This study also has some limitations. First, this study is a retrospective clinical study, and there may be recall bias or potential confounding bias in the study, which may affect the results; second, the number of cases in this study is not rich enough, especially the cases of co-morbidities and postoperative recurrent weight gain, which may bias the assessment of comorbidities and postoperative recurrent weight gain, and therefore further studies with multi-centers and large sample sizes are needed; Third, the generalizability of the findings may be limited; this study is currently focused on 2-year follow-up after LSG, so it can only investigate the effect of SO in short-term weight loss efficacy after LSG; however, the role on mid- and long-term postoperative weight loss efficacy is still unclear, and longer follow-up observation is needed.
Conclusion
SO adversely affects short-term weight loss outcomes following LSG. However, the effect of SO on postoperative recurrent weight gain was not statistically significant, indicating that further research is needed. Furthermore, diabetes serves as an independent risk factor for postoperative recurrent weight gain in the patients with obesity. Consequently, bariatric surgeons should be taken more stringent dietary and exercise regimens, alongside comprehensive follow-up strategies for patients with obesity with concurrent SO and diabetes.
Acknowledgments
Thanks for the active cooperation of patients with obesity, the mutual help of colleagues, and the guidance of tutor.
Author Contributions
All authors made a significant contribution to the work reported, whether that is in the conception, study design, execution, acquisition of data, analysis and interpretation, or in all these areas; took part in drafting, revising or critically reviewing the article; gave final approval of the version to be published; have agreed on the journal to which the article has been submitted; and agree to be accountable for all aspects of the work.
Funding
This research was funded by the National Natural Science Foundation of China (Project Grant No. 82103165), the Science and Technology Planning Project of the Health Commission of Jiangxi Province (Project Grant No. 202310020), and “the Talent 555 project of Jiangxi Province”, People’s Republic of China.
Disclosure
All authors declare no conflict of interest.

Document structure recognition data
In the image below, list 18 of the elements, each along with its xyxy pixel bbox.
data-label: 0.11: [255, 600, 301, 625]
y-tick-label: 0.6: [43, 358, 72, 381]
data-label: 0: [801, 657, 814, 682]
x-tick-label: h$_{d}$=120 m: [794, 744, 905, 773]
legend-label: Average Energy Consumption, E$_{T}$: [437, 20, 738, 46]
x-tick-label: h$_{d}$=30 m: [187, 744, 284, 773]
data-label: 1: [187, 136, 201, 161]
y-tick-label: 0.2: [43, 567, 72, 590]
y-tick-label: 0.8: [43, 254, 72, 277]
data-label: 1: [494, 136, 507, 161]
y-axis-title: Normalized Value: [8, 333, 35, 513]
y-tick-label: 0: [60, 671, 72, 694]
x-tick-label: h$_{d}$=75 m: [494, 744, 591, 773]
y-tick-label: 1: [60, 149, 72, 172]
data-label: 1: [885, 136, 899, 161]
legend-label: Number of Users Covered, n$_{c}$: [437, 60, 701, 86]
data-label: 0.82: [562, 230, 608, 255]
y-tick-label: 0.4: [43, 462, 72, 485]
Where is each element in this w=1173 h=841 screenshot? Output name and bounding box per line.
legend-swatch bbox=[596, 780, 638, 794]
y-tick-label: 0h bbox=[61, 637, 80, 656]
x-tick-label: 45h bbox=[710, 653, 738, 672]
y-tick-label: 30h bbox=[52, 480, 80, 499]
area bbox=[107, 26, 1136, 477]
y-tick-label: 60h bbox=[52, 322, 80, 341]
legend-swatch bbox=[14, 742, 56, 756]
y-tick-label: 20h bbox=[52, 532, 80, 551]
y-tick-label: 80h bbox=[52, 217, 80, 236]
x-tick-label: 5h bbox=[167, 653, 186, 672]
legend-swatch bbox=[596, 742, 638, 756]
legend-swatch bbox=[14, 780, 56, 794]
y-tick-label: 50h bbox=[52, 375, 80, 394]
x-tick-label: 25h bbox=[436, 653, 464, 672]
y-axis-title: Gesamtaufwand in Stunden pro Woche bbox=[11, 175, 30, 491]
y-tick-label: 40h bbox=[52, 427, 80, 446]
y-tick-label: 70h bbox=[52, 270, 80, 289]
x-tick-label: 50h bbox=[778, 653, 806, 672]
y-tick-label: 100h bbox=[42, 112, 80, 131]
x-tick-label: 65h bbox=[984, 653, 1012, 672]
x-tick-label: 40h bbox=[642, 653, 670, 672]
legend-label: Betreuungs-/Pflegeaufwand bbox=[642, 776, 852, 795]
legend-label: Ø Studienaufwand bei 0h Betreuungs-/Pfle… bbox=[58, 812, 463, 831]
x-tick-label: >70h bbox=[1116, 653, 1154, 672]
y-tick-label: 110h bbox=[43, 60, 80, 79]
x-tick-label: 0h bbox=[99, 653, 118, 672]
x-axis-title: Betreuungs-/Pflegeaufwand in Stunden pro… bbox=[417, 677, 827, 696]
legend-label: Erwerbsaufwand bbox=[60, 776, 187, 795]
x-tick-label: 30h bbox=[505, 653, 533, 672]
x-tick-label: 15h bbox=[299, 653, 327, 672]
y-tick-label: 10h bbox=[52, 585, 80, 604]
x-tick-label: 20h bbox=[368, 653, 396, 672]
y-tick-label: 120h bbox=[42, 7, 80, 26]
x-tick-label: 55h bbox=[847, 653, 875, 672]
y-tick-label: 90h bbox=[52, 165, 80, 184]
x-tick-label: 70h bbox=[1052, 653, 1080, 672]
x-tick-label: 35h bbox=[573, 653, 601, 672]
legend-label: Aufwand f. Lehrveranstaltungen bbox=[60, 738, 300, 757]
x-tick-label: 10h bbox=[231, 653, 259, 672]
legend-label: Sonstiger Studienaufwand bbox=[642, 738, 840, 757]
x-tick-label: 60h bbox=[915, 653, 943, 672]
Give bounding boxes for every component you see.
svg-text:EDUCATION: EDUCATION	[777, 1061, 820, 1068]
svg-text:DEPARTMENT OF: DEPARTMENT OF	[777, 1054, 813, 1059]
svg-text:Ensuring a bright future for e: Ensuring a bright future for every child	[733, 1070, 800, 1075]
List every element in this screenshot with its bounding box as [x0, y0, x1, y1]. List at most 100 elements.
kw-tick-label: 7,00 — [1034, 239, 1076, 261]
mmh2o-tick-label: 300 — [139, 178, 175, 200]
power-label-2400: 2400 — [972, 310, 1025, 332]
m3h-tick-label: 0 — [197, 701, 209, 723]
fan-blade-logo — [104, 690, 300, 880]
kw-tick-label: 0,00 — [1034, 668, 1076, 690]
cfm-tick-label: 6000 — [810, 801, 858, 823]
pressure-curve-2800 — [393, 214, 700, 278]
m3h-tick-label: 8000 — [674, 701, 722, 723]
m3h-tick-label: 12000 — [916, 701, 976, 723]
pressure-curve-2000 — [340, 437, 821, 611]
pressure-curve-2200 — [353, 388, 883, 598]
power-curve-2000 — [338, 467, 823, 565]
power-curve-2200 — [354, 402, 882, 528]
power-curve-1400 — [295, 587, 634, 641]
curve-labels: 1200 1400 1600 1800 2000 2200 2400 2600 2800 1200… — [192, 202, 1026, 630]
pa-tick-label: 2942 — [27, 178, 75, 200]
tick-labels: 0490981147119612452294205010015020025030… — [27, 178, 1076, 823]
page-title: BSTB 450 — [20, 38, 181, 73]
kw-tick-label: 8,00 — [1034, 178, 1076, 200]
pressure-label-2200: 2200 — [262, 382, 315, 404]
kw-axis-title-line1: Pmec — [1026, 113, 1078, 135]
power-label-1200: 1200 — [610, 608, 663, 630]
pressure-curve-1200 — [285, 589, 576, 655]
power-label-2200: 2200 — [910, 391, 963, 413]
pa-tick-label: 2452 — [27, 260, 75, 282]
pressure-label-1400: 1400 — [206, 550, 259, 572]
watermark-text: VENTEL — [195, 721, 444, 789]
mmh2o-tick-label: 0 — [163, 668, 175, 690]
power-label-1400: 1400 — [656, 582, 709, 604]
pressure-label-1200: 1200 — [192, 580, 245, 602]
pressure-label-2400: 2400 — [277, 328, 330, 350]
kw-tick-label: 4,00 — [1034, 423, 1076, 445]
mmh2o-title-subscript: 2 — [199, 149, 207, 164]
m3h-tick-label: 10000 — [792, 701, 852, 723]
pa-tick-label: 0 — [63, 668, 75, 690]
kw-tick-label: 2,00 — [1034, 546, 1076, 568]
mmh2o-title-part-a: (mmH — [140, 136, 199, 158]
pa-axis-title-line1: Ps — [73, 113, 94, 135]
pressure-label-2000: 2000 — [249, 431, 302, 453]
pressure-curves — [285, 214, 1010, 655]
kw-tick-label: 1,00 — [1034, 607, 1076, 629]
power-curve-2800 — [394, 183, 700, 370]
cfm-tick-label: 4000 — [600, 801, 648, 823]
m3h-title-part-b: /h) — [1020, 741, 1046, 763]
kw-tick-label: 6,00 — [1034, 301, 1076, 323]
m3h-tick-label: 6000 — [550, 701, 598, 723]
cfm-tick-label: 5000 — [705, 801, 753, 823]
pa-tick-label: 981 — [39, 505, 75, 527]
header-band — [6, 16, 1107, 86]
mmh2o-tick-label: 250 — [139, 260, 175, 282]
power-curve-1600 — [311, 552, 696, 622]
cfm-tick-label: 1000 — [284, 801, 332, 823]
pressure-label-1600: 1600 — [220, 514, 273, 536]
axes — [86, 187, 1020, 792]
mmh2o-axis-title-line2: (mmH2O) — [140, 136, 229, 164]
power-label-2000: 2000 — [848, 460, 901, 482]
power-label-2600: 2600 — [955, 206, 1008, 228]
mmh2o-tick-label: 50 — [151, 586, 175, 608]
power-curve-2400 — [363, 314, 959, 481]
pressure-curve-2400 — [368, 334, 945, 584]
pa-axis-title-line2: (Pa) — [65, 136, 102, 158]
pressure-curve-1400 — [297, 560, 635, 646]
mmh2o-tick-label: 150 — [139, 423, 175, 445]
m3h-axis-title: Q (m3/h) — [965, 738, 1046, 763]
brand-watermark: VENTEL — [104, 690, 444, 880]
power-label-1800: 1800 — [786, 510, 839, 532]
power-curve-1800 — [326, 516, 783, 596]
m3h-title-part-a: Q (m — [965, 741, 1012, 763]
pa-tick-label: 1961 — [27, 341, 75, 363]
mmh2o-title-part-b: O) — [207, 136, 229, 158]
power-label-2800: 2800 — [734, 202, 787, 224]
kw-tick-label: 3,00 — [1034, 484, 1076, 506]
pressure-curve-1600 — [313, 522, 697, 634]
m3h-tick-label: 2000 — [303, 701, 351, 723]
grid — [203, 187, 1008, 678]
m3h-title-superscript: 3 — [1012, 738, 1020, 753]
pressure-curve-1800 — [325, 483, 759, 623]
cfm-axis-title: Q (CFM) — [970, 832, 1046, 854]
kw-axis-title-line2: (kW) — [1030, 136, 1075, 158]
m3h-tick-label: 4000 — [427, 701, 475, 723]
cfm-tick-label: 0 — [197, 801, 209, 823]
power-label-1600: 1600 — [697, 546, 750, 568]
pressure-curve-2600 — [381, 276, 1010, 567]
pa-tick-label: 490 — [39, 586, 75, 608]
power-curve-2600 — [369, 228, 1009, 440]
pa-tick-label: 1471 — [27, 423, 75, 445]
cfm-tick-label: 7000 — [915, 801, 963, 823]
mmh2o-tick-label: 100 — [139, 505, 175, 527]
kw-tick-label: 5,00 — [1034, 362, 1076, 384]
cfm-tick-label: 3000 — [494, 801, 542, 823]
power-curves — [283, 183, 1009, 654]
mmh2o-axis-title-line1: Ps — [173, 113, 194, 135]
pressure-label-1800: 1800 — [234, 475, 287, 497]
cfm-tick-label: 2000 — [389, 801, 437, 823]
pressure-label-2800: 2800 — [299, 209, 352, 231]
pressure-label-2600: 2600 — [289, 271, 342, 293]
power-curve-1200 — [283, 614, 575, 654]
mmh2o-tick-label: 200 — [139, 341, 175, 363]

### Required action 1:
Could you echo the bariatric surgery excerpt, starting with "Author Contributions" and going on through "conflict of interest."?
### Required action 2:
Which funding sources does the bariatric surgery excerpt name for this research?
None of the document structure recognition material is needed for this.

### Response 1:
Author Contributions
All authors made a significant contribution to the work reported, whether that is in the conception, study design, execution, acquisition of data, analysis and interpretation, or in all these areas; took part in drafting, revising or critically reviewing the article; gave final approval of the version to be published; have agreed on the journal to which the article has been submitted; and agree to be accountable for all aspects of the work.
Funding
This research was funded by the National Natural Science Foundation of China (Project Grant No. 82103165), the Science and Technology Planning Project of the Health Commission of Jiangxi Province (Project Grant No. 202310020), and “the Talent 555 project of Jiangxi Province”, People’s Republic of China.
Disclosure
All authors declare no conflict of interest.

### Response 2:
- The National Natural Science Foundation of China (Project Grant No. 82103165)
- The Science and Technology Planning Project of the Health Commission of Jiangxi Province (Project Grant No. 202310020)
- The Talent 555 project of Jiangxi Province